まずプロジェクトマネジメントにおけるリスクアセスメントの位置付けを確認する。
プロジェクトマネジメントの全体を説明するに当たってプロジェクトマネジメントフレームワークのデファクトスタンダードである米国PMI(Project Management Institute)のPMBOKに準拠して行う。
PMBOK(Project Management Body Of Knowledge)
プロジェクトマネジメントの知識体系であり、現在ガイドとして2004年に発行された「プロジェクトマネジメント知識体系ガイド 第3版」(以下、PMBOKガイド)があり、米国標準規格「ANSI/PMI 99-001-2004」となっている。
PMBOKは、図1に示すように「4.1 プロジェクト憲章作成」から「12.6 契約終結」まで44のプロジェクトマネジメントプロセスがある。またそれぞれのプロセスを「4.プロジェクト統合マネジメント」から「12.リスクの監査コントロール」の9つの知識エリアに分類している。
図1:プロジェクトマネジメントの知識エリアとプロジェクトマネジメントプロセスの概要 (画像をクリックすると別ウィンドウに拡大図を表示します)
今回はこの中から「11.プロジェクトリスクマネジメント」に着目する。
PMBOKガイドでは、図2に示すとおり各プロジェクトマネジメントプロセスを「インプット」「ツールと技法」「アウトプット」で定義している。

***

*課題の要件*
PMBOKについての本文を読み、次の問いに答えてください。
(a) 「プロジェクトマネジメント知識体系ガイド 第3版」は何年に発行されましたか。
(b) PMBOKには、プロジェクトマネジメントプロセスがいくつありますか。
(c) 今回着目するのは、どの知識エリアですか。

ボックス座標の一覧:
***

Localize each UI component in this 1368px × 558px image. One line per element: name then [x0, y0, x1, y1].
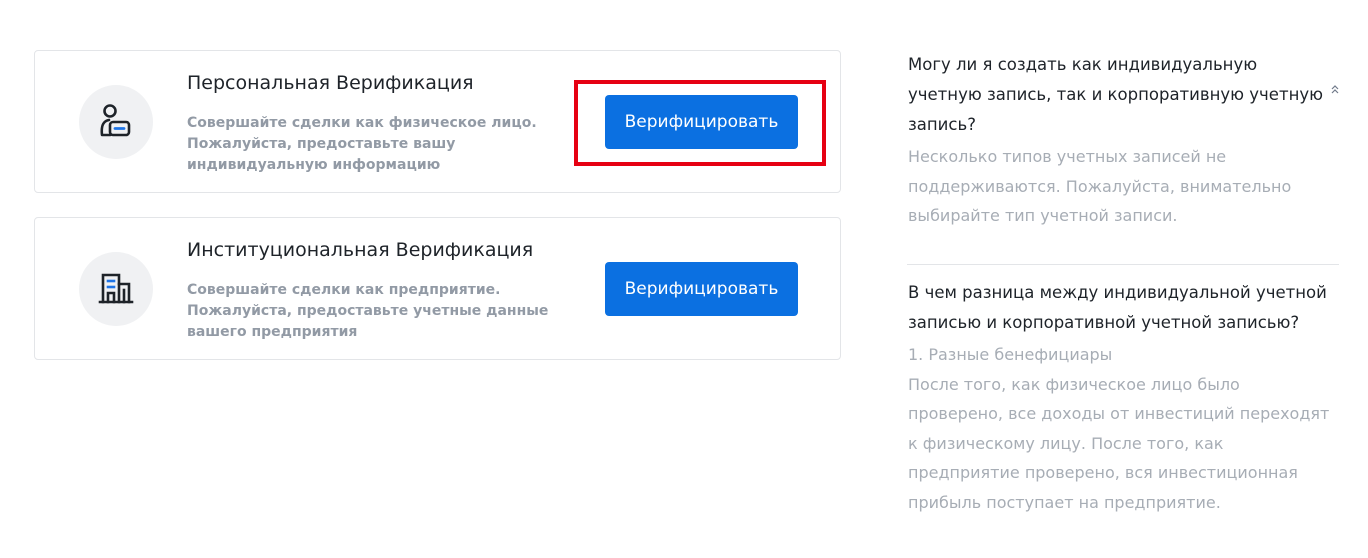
verify-institutional-button[interactable]: Верифицировать — [605, 262, 798, 316]
personal-verification-card: Персональная Верификация Совершайте сдел… — [34, 50, 841, 193]
description-line: Совершайте сделки как предприятие. — [187, 282, 501, 298]
faq-question[interactable]: В чем разница между индивидуальной учетн… — [908, 278, 1340, 338]
faq-question[interactable]: Могу ли я создать как индивидуальную уче… — [908, 50, 1340, 140]
answer-line: поддерживаются. Пожалуйста, внимательно — [908, 176, 1292, 196]
faq-item: В чем разница между индивидуальной учетн… — [908, 278, 1340, 518]
description-line: индивидуальную информацию — [187, 157, 441, 173]
verify-personal-button[interactable]: Верифицировать — [605, 95, 798, 149]
institutional-verification-card: Институциональная Верификация Совершайте… — [34, 217, 841, 360]
description-line: Пожалуйста, предоставьте учетные данные — [187, 303, 549, 319]
card-title: Институциональная Верификация — [187, 239, 534, 261]
person-id-icon — [79, 85, 153, 159]
answer-line: 1. Разные бенефициары — [908, 345, 1113, 364]
answer-line: проверено, все доходы от инвестиций пере… — [908, 404, 1330, 424]
card-description: Совершайте сделки как предприятие. Пожал… — [187, 280, 549, 343]
faq-answer: Несколько типов учетных записей не подде… — [908, 142, 1340, 231]
description-line: вашего предприятия — [187, 324, 358, 340]
question-line: В чем разница между индивидуальной учетн… — [908, 283, 1327, 302]
question-line: записью и корпоративной учетной записью? — [908, 313, 1300, 332]
answer-line: предприятие проверено, вся инвестиционна… — [908, 463, 1298, 483]
description-line: Пожалуйста, предоставьте вашу — [187, 136, 456, 152]
question-line: запись? — [908, 115, 976, 134]
question-line: Могу ли я создать как индивидуальную — [908, 55, 1258, 74]
question-line: учетную запись, так и корпоративную учет… — [908, 85, 1324, 104]
faq-item: Могу ли я создать как индивидуальную уче… — [908, 50, 1340, 231]
answer-line: к физическому лицу. После того, как — [908, 433, 1224, 453]
faq-divider — [907, 264, 1339, 265]
description-line: Совершайте сделки как физическое лицо. — [187, 115, 537, 131]
building-icon — [79, 252, 153, 326]
answer-line: выбирайте тип учетной записи. — [908, 206, 1178, 226]
card-description: Совершайте сделки как физическое лицо. П… — [187, 113, 537, 176]
faq-answer: 1. Разные бенефициары После того, как фи… — [908, 340, 1340, 518]
card-title: Персональная Верификация — [187, 72, 474, 94]
answer-line: Несколько типов учетных записей не — [908, 147, 1227, 166]
chevron-up-icon[interactable] — [1330, 84, 1340, 98]
answer-line: После того, как физическое лицо было — [908, 374, 1240, 394]
answer-line: прибыль поступает на предприятие. — [908, 492, 1221, 512]
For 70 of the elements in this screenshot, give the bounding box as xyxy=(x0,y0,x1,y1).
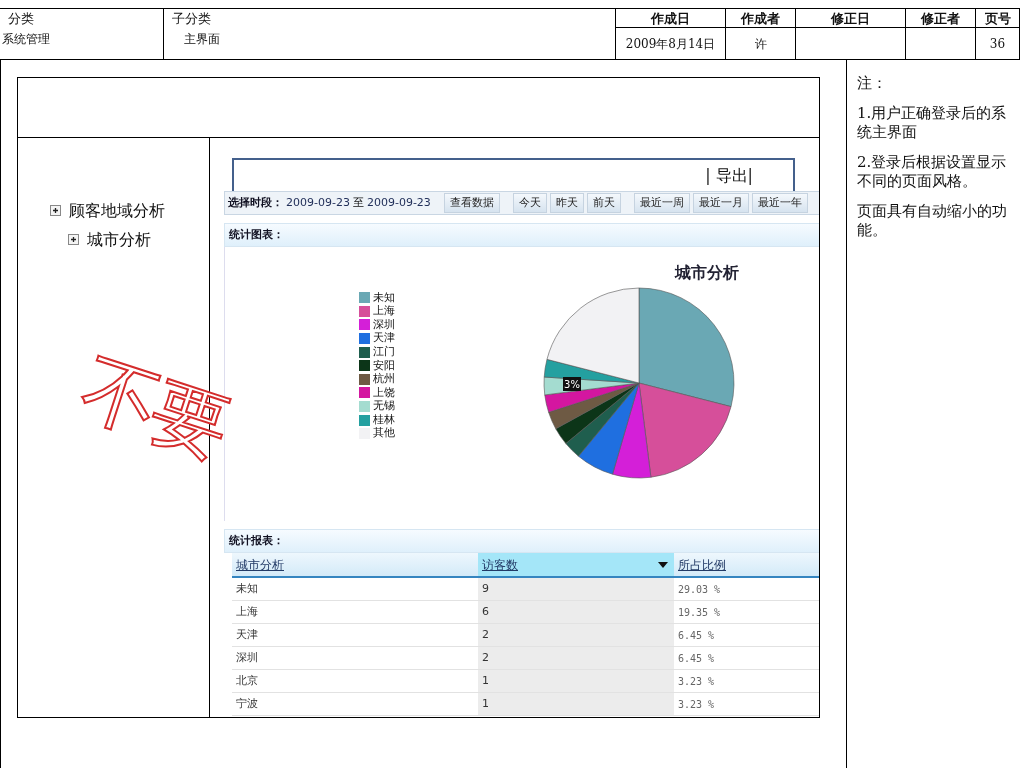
field-label: 修正日 xyxy=(796,9,905,28)
table-cell-text: 上海 xyxy=(235,603,259,620)
note-text: 2.登录后根据设置显示不同的页面风格。 xyxy=(857,152,1008,192)
column-header[interactable]: 城市分析 xyxy=(232,553,478,576)
stamp-text: 不要 xyxy=(73,349,235,467)
section-header: 统计报表： xyxy=(224,529,819,553)
field-value: 36 xyxy=(989,35,1006,53)
legend-label: 未知 xyxy=(373,289,395,305)
legend-label: 上饶 xyxy=(373,384,395,400)
table-cell-text: 19.35 % xyxy=(677,605,722,620)
table-cell-text: 宁波 xyxy=(235,695,259,712)
column-header[interactable]: 访客数 xyxy=(478,553,674,576)
legend-label: 桂林 xyxy=(373,411,395,427)
legend-label: 江门 xyxy=(373,343,395,360)
expand-icon[interactable] xyxy=(50,205,61,216)
date-field[interactable]: 2009-09-23 xyxy=(366,194,431,212)
field-value: 主界面 xyxy=(184,32,220,46)
period-button[interactable]: 最近一周 xyxy=(633,193,690,213)
notes-title: 注： xyxy=(857,74,888,94)
field-label: 分类 xyxy=(7,10,35,28)
legend-label: 上海 xyxy=(373,303,395,319)
toolbar-label: 选择时段： xyxy=(228,194,283,211)
field-label: 子分类 xyxy=(171,10,212,28)
period-button[interactable]: 前天 xyxy=(586,193,621,213)
section-header: 统计图表： xyxy=(224,223,819,247)
date-field[interactable]: 2009-09-23 xyxy=(286,194,350,212)
table-cell-text: 未知 xyxy=(235,580,259,597)
table-cell-text: 北京 xyxy=(235,672,259,689)
expand-icon[interactable] xyxy=(68,234,79,245)
sort-caret-icon[interactable] xyxy=(658,561,668,568)
separator-text: 至 xyxy=(352,194,364,211)
table-cell-text: 6.45 % xyxy=(677,651,716,666)
table-cell: 1 xyxy=(478,670,674,692)
field-value: 许 xyxy=(754,35,767,53)
period-button[interactable]: 昨天 xyxy=(549,193,584,213)
legend-label: 安阳 xyxy=(373,357,395,373)
legend-label: 杭州 xyxy=(373,371,395,387)
table-cell-text: 29.03 % xyxy=(677,582,722,597)
table-cell: 1 xyxy=(478,693,674,715)
legend-label: 其他 xyxy=(373,425,395,442)
field-label: 作成者 xyxy=(726,9,795,28)
table-cell-text: 深圳 xyxy=(235,649,259,666)
field-label: 作成日 xyxy=(616,9,725,28)
period-button[interactable]: 查看数据 xyxy=(443,193,500,213)
period-button[interactable]: 今天 xyxy=(512,193,547,213)
field-label: 页号 xyxy=(976,9,1019,28)
table-cell: 9 xyxy=(478,578,674,600)
field-value: 系统管理 xyxy=(2,32,50,46)
note-text: 1.用户正确登录后的系统主界面 xyxy=(857,103,1008,143)
legend-label: 深圳 xyxy=(373,316,395,332)
table-cell-text: 天津 xyxy=(235,626,259,643)
table-cell: 6 xyxy=(478,601,674,623)
tree-item[interactable]: 城市分析 xyxy=(87,227,151,252)
table-cell-text: 6.45 % xyxy=(677,628,716,643)
note-text: 页面具有自动缩小的功能。 xyxy=(857,201,1008,241)
field-label: 修正者 xyxy=(906,9,975,28)
column-header[interactable]: 所占比例 xyxy=(674,553,819,576)
period-button[interactable]: 最近一年 xyxy=(751,193,808,213)
tree-item[interactable]: 顾客地域分析 xyxy=(69,198,165,223)
slice-label: 3% xyxy=(563,377,581,391)
table-cell-text: 3.23 % xyxy=(677,697,716,712)
chart-title: 城市分析 xyxy=(673,262,739,284)
legend-label: 天津 xyxy=(373,330,395,346)
table-cell-text: 3.23 % xyxy=(677,674,716,689)
table-cell: 2 xyxy=(478,624,674,646)
field-value: 2009年8月14日 xyxy=(625,35,716,53)
table-cell: 2 xyxy=(478,647,674,669)
period-button[interactable]: 最近一月 xyxy=(692,193,749,213)
legend-label: 无锡 xyxy=(373,398,395,414)
export-link[interactable]: | 导出| xyxy=(705,163,753,188)
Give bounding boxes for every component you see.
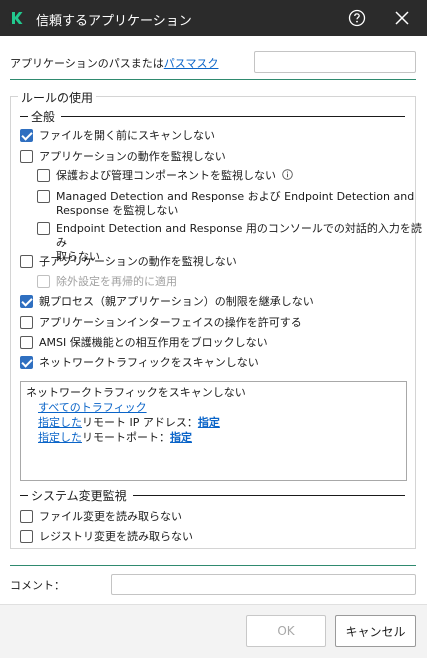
rule-amsi[interactable]: AMSI 保護機能との相互作用をブロックしない [20,336,268,350]
separator [10,565,416,566]
comment-label: コメント： [10,579,65,592]
info-icon[interactable] [282,169,293,180]
general-section-header: 全般 [20,108,405,124]
rule-registry-changes[interactable]: レジストリ変更を読み取らない [20,530,193,544]
rule-allow-app-interface[interactable]: アプリケーションインターフェイスの操作を許可する [20,316,302,330]
ok-button[interactable]: OK [246,615,326,647]
system-section-title: システム変更監視 [31,488,127,503]
rule-label: レジストリ変更を読み取らない [39,530,193,543]
ip-specify-link[interactable]: 指定 [198,416,220,429]
rule-label: 保護および管理コンポーネントを監視しない [56,169,276,182]
rule-label: ファイル変更を読み取らない [39,510,182,523]
rule-label: アプリケーションインターフェイスの操作を許可する [39,316,302,329]
checkbox[interactable] [20,336,33,349]
rule-monitor-mdr-edr[interactable]: Managed Detection and Response および Endpo… [37,190,414,218]
rule-label: 子アプリケーションの動作を監視しない [39,255,237,268]
rule-monitor-child-apps[interactable]: 子アプリケーションの動作を監視しない [20,255,237,269]
port-specify-link[interactable]: 指定 [170,431,192,444]
system-section-header: システム変更監視 [20,487,405,503]
rules-legend: ルールの使用 [18,89,97,106]
remote-port-row: 指定したリモートポート：指定 [38,429,192,445]
app-path-label-text: アプリケーションのパスまたは [10,57,164,70]
comment-input[interactable] [111,574,416,595]
specified-port-link[interactable]: 指定した [38,431,82,444]
rule-monitor-app-activity[interactable]: アプリケーションの動作を監視しない [20,150,226,164]
kaspersky-logo-icon [9,10,25,26]
close-icon[interactable] [394,10,410,26]
path-mask-link[interactable]: パスマスク [164,57,219,70]
rule-label: ファイルを開く前にスキャンしない [39,129,215,142]
rule-label: アプリケーションの動作を監視しない [39,150,226,163]
rule-label: AMSI 保護機能との相互作用をブロックしない [39,336,268,349]
checkbox [37,275,50,288]
specified-ip-link[interactable]: 指定した [38,416,82,429]
all-traffic-link[interactable]: すべてのトラフィック [38,399,147,415]
remote-ip-text: リモート IP アドレス： [82,416,198,429]
checkbox[interactable] [20,356,33,369]
rule-label-line1: Managed Detection and Response および Endpo… [56,190,415,203]
rule-label: 除外設定を再帰的に適用 [56,275,177,288]
network-traffic-box: ネットワークトラフィックをスキャンしない すべてのトラフィック 指定したリモート… [20,381,407,481]
rule-file-changes[interactable]: ファイル変更を読み取らない [20,510,182,524]
rule-label: ネットワークトラフィックをスキャンしない [39,356,259,369]
checkbox[interactable] [20,530,33,543]
checkbox[interactable] [20,510,33,523]
help-icon[interactable] [348,9,366,27]
rule-label: 親プロセス（親アプリケーション）の制限を継承しない [39,295,314,308]
remote-ip-row: 指定したリモート IP アドレス：指定 [38,414,220,430]
checkbox[interactable] [37,222,50,235]
rule-label-line2: Response を監視しない [56,204,179,217]
rule-label-line1: Endpoint Detection and Response 用のコンソールで… [56,222,422,249]
title-bar: 信頼するアプリケーション [0,0,427,36]
rule-apply-recursively: 除外設定を再帰的に適用 [37,275,177,289]
general-section-title: 全般 [31,109,56,124]
checkbox[interactable] [20,255,33,268]
rule-scan-before-open[interactable]: ファイルを開く前にスキャンしない [20,129,215,143]
separator [10,79,416,80]
rule-scan-network-traffic[interactable]: ネットワークトラフィックをスキャンしない [20,356,259,370]
remote-port-text: リモートポート： [82,431,170,444]
app-path-label: アプリケーションのパスまたはパスマスク [10,55,218,71]
checkbox[interactable] [37,190,50,203]
checkbox[interactable] [37,169,50,182]
rule-label: Managed Detection and Response および Endpo… [56,190,414,218]
checkbox[interactable] [20,295,33,308]
cancel-button[interactable]: キャンセル [335,615,416,647]
checkbox[interactable] [20,150,33,163]
traffic-heading: ネットワークトラフィックをスキャンしない [26,386,246,399]
rule-monitor-protection-components[interactable]: 保護および管理コンポーネントを監視しない [37,169,293,183]
app-path-input[interactable] [254,51,416,73]
checkbox[interactable] [20,129,33,142]
window-title: 信頼するアプリケーション [36,14,192,29]
checkbox[interactable] [20,316,33,329]
rule-inherit-parent[interactable]: 親プロセス（親アプリケーション）の制限を継承しない [20,295,314,309]
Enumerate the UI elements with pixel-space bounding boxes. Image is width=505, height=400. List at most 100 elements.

***

*課題の解答*
(a) 2004年に発行されました。
(b) 44のプロセスがあります。
(c) 「11.プロジェクトリスクマネジメント」です。